Scraping Google Front Page Results

In this article I’ll show you how you can use cURL and simple_html_dom functionality to scrap the basic content from the front page results of google provided with a search query.

What you will need:

The Code

<?
include('simple_html_dom.php');
 
function strip_tags_content($text, $tags = '', $invert = FALSE) {
	/*
	This function removes all html tags and the contents within them
	unlike strip_tags which only removes the tags themselves.
	*/
	//removes <br> often found in google result text, which is not handled below
	$text = str_ireplace('<br>', '', $text);
 
	preg_match_all('/<(.+?)[\s]*\/?[\s]*>/si', trim($tags), $tags);
	$tags = array_unique($tags[1]);
 
	if(is_array($tags) AND count($tags) > 0) {
		//if invert is false, it will remove all tags except those passed a
		if($invert == FALSE) {
			return preg_replace('@<(?!(?:'. implode('|', $tags) .')\b)(\w+)\b.*?>.*?</\1>@si', '', $text);
		//if invert is true, it will remove only the tags passed to this function
		} else {
			return preg_replace('@<('. implode('|', $tags) .')\b.*?>.*?</\1>@si', '', $text);
		}
	//if no tags were passed to this function, simply remove all the tags
	} elseif($invert == FALSE) {
		return preg_replace('@<(\w+)\b.*?>.*?</\1>@si', '', $text);
	}
 
	return $text;
}
 
function file_get_contents_curl($url) {
	/*
	This is a file_get_contents replacement function using cURL
	One slight difference is that it uses your browser's idenity
	as it's own when contacting google.

::::

WORK TO DO –
A) In the Google scraping text, switch "article" to "tutorial" and write out the stretch from "In this article" through "a search query.".
B) Check each statement against the Google scraping text and answer yes or no, quoting the words that decide it.
(i) The strip_tags_content function removes the contents inside HTML tags as well as the tags.
(ii) When invert is true, the function removes every tag except the ones passed to it.
(iii) The <br> tag is removed in a separate step because the later code does not handle it.

::::

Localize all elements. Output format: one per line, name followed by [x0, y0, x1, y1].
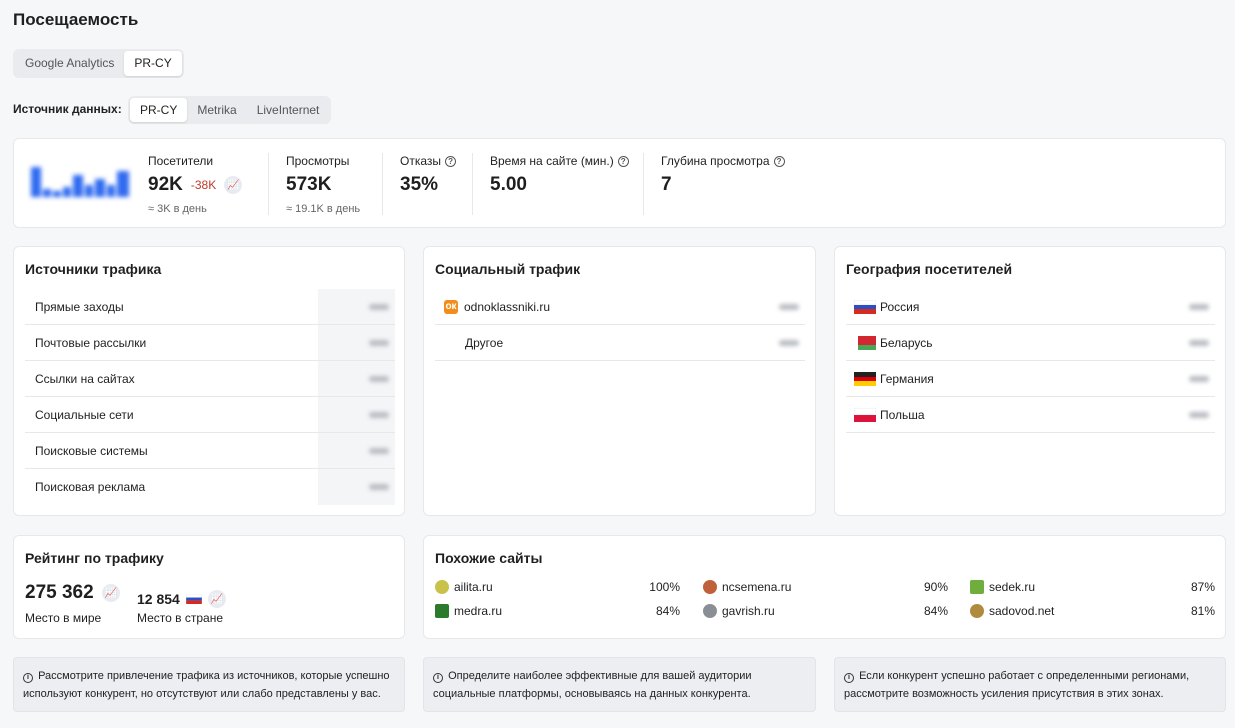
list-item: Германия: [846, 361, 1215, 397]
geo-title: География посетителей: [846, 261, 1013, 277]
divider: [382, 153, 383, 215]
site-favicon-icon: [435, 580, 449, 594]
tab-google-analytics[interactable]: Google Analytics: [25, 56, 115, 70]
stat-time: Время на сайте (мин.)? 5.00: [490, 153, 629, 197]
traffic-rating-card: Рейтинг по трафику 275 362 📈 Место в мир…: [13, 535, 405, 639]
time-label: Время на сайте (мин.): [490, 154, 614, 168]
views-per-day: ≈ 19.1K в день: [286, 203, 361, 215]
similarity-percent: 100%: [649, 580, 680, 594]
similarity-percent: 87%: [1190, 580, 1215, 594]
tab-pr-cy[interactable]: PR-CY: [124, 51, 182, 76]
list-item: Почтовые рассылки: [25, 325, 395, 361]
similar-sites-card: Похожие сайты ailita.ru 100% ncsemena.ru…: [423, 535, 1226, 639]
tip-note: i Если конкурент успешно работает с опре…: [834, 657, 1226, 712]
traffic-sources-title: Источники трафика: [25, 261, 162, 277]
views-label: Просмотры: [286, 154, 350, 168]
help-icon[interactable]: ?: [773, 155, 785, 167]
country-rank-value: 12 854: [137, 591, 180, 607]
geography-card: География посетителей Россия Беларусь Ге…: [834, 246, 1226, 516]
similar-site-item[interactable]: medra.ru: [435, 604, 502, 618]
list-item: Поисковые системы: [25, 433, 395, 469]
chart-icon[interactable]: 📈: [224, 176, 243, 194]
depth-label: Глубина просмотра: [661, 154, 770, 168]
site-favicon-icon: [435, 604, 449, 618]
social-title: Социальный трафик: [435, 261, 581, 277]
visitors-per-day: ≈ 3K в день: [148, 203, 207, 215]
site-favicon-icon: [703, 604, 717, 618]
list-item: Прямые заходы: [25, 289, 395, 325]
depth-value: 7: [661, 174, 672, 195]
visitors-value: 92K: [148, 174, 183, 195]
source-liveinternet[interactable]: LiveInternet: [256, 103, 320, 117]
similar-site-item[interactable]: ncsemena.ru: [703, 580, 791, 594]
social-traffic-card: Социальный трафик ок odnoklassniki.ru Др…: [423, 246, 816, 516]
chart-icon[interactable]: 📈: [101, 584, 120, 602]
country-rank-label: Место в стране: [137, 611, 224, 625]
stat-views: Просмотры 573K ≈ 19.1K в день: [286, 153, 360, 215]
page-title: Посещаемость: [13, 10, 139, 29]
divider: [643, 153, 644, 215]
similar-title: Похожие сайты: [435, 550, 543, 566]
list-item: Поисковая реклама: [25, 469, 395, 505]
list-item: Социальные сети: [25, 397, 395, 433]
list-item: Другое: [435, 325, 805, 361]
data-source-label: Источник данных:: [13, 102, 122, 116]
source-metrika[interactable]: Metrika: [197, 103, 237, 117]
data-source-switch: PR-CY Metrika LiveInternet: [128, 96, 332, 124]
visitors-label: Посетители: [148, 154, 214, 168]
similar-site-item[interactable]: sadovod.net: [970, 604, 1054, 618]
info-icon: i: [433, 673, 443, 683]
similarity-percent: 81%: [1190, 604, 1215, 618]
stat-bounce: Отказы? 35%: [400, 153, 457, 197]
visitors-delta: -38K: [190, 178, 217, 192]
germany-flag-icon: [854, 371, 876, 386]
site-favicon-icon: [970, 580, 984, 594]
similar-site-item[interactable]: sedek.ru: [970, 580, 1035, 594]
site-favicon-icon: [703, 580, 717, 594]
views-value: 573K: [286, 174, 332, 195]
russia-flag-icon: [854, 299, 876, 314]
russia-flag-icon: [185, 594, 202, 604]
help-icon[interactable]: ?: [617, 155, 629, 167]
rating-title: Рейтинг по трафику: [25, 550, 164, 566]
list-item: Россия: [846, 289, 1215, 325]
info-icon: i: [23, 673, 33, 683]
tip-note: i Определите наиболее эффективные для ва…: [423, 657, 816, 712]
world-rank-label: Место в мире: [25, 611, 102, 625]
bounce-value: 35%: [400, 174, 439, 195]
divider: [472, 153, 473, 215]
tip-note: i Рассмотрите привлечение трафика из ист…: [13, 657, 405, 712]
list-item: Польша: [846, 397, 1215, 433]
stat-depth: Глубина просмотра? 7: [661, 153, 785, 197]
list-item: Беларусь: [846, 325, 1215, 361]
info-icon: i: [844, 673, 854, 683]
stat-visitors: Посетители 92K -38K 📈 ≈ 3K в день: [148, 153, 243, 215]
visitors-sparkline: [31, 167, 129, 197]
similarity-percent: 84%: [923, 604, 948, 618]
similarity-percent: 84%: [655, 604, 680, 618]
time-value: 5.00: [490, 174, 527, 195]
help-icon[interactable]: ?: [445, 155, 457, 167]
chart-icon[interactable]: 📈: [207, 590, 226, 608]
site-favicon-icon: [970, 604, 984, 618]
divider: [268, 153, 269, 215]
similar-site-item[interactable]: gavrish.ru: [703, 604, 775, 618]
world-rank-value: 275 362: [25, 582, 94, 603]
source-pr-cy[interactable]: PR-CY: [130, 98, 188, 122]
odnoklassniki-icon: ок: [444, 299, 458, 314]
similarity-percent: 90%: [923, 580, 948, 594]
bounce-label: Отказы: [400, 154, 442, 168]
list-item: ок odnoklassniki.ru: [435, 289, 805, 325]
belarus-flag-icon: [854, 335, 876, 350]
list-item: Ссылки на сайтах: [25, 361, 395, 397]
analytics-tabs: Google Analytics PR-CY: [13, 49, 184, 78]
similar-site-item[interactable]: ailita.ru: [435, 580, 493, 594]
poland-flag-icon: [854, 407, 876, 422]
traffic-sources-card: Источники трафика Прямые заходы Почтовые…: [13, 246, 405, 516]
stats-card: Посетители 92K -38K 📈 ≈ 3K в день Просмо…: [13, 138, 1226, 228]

::::

RESPONSES –
A)
In this tutorial I’ll show you how you can use cURL and simple_html_dom functionality to scrap the basic content from the front page results of google provided with a search query.

B)
(i) Yes: "This function removes all html tags and the contents within them"
(ii) No: "if invert is true, it will remove only the tags passed to this function"
(iii) Yes: "removes <br> often found in google result text, which is not handled below"